-- Work instructions --
Return the material word for word. Do not include pictures.

-- Supplied data --

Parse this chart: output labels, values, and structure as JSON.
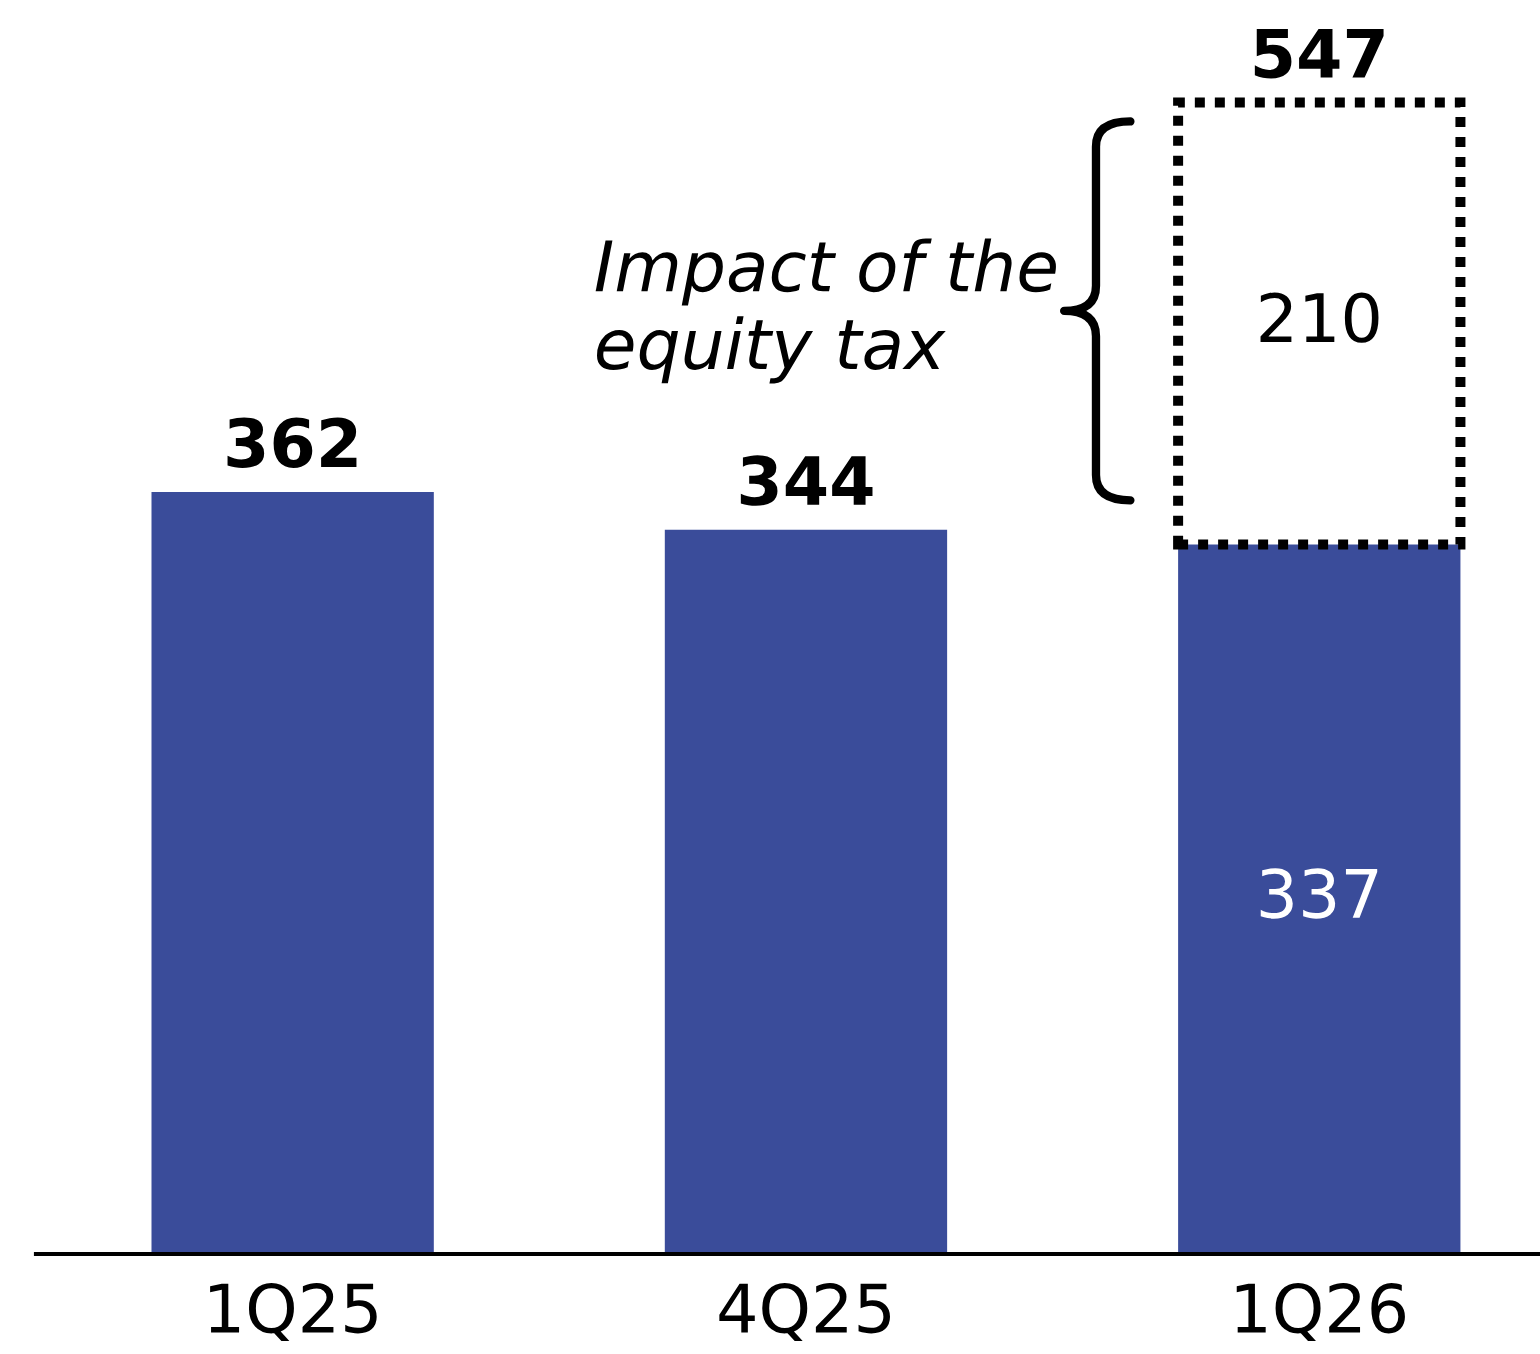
{
  "chart_data": {
    "type": "bar",
    "stacked": true,
    "categories": [
      "1Q25",
      "4Q25",
      "1Q26"
    ],
    "series": [
      {
        "color": "#3a4c9a",
        "values": [
          362,
          344,
          337
        ],
        "value_labels": [
          null,
          null,
          "337"
        ]
      },
      {
        "color": "#000000",
        "line_style": "dotted",
        "values": [
          null,
          null,
          210
        ],
        "value_labels": [
          null,
          null,
          "210"
        ]
      }
    ],
    "totals": [
      "362",
      "344",
      "547"
    ],
    "annotations": [
      "Impact of the\nequity tax"
    ],
    "tick_labels": "x"
  }
}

-- Task solution --
Parse this chart: output labels, values, and structure as JSON.
{
  "chart_data": {
    "type": "bar",
    "stacked": true,
    "categories": [
      "1Q25",
      "4Q25",
      "1Q26"
    ],
    "series": [
      {
        "color": "#3a4c9a",
        "values": [
          362,
          344,
          337
        ],
        "value_labels": [
          null,
          null,
          "337"
        ]
      },
      {
        "color": "#000000",
        "line_style": "dotted",
        "values": [
          null,
          null,
          210
        ],
        "value_labels": [
          null,
          null,
          "210"
        ]
      }
    ],
    "totals": [
      "362",
      "344",
      "547"
    ],
    "annotations": [
      "Impact of the\nequity tax"
    ],
    "tick_labels": "x"
  }
}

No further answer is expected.